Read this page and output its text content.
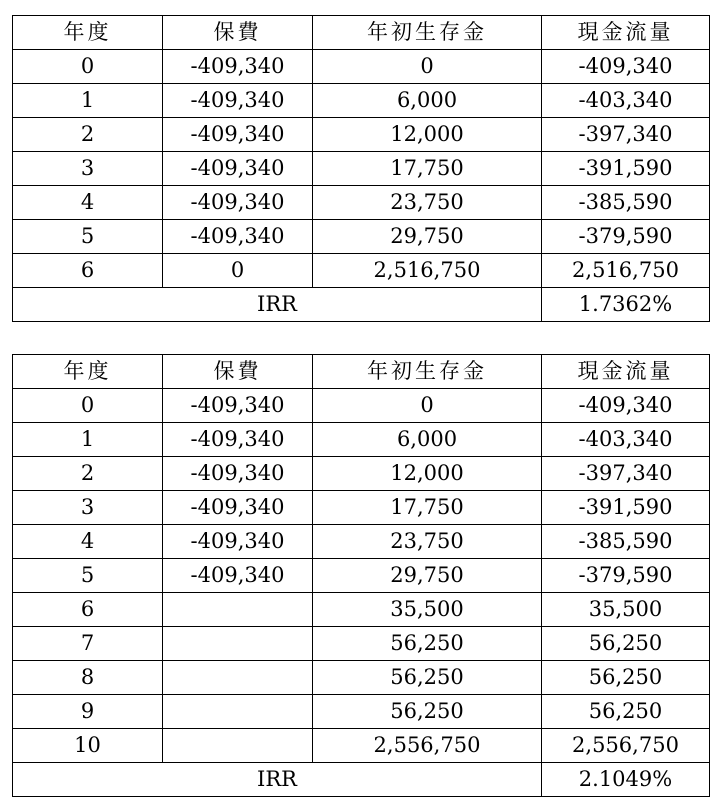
年度	保費	年初生存金	現金流量
0	-409,340	0	-409,340
1	-409,340	6,000	-403,340
2	-409,340	12,000	-397,340
3	-409,340	17,750	-391,590
4	-409,340	23,750	-385,590
5	-409,340	29,750	-379,590
6	0	2,516,750	2,516,750
IRR			1.7362%
年度	保費	年初生存金	現金流量
0	-409,340	0	-409,340
1	-409,340	6,000	-403,340
2	-409,340	12,000	-397,340
3	-409,340	17,750	-391,590
4	-409,340	23,750	-385,590
5	-409,340	29,750	-379,590
6		35,500	35,500
7		56,250	56,250
8		56,250	56,250
9		56,250	56,250
10		2,556,750	2,556,750
IRR			2.1049%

===

What to produce: Return the records exactly. Don't carry the pictures over.

Answer below:
Read this page and output its text content.
年度	保費	年初生存金	現金流量
0	-409,340	0	-409,340
1	-409,340	6,000	-403,340
2	-409,340	12,000	-397,340
3	-409,340	17,750	-391,590
4	-409,340	23,750	-385,590
5	-409,340	29,750	-379,590
6	0	2,516,750	2,516,750
IRR			1.7362%
年度	保費	年初生存金	現金流量
0	-409,340	0	-409,340
1	-409,340	6,000	-403,340
2	-409,340	12,000	-397,340
3	-409,340	17,750	-391,590
4	-409,340	23,750	-385,590
5	-409,340	29,750	-379,590
6		35,500	35,500
7		56,250	56,250
8		56,250	56,250
9		56,250	56,250
10		2,556,750	2,556,750
IRR			2.1049%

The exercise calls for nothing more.